* [Excerpt to read]

Guide to adding a distribution
adding-a-distribution.RmdBackground
RTMBdist provides additional probability distributions that work
inside RTMB::MakeTape for automatic differentiation (AD).
RTMB records a computation tape by operator overloading: every
arithmetic operation on an advector is intercepted. All
code must therefore be plain R arithmetic — anything that drops below R
to compiled C++ is invisible to the tape. This is why built-in
distributions such as dgamma must be called as
RTMB::dgamma, not stats::dgamma, and why
@import RTMB is needed whenever a function uses
mathematical operations (exp, log,
sqrt, etc.).
Every density function must support three modes:
- Plain R evaluation — standard use outside of RTMB.
-
AD tape recording — called with an
advector; gradients must flow. -
Simulation and OSA residuals — called with a
simreforosaobject.
What to implement
At minimum, provide a density
(d<dist>) and a random-number
generator (r<dist>). A CDF
(p<dist>) and quantile function
(q<dist>) are strongly preferred; they are required
for OSA residuals and quantile-based tests. All four functions must be
pure R arithmetic.
Naming conventions
Follow the
d/p/q/r prefix
convention. Spell out distribution names rather than abbreviating —
gompertz, invgamma, laplace —
unless the name becomes unwieldy. Reparameterised variants take a
2 suffix: beta2, gamma2.

* [What you have to do]
Please echo the part of the guide to adding a distribution starting with "Guide to adding" and going on through "automatic differentiation (AD).". Work from the guide alone.

* [Record list]
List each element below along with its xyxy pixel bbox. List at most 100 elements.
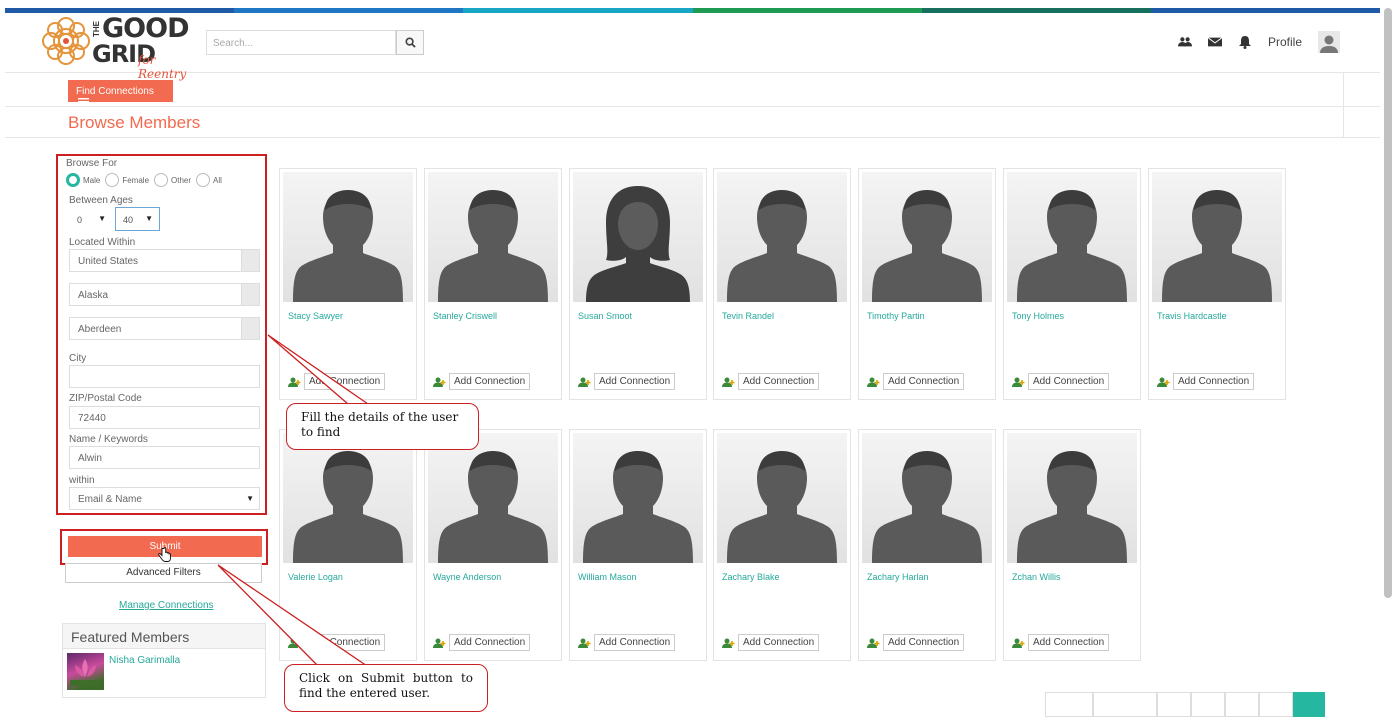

==

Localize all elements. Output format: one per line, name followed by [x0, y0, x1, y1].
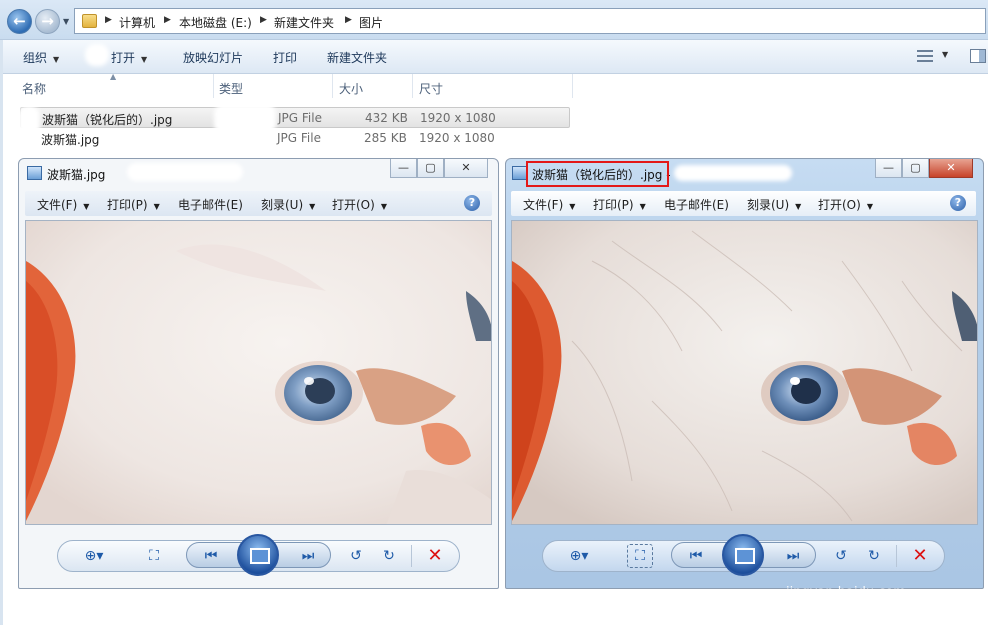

* [Response to this task]
Guide to adding a distribution
adding-a-distribution.RmdBackground
RTMBdist provides additional probability distributions that work
inside RTMB::MakeTape for automatic differentiation (AD).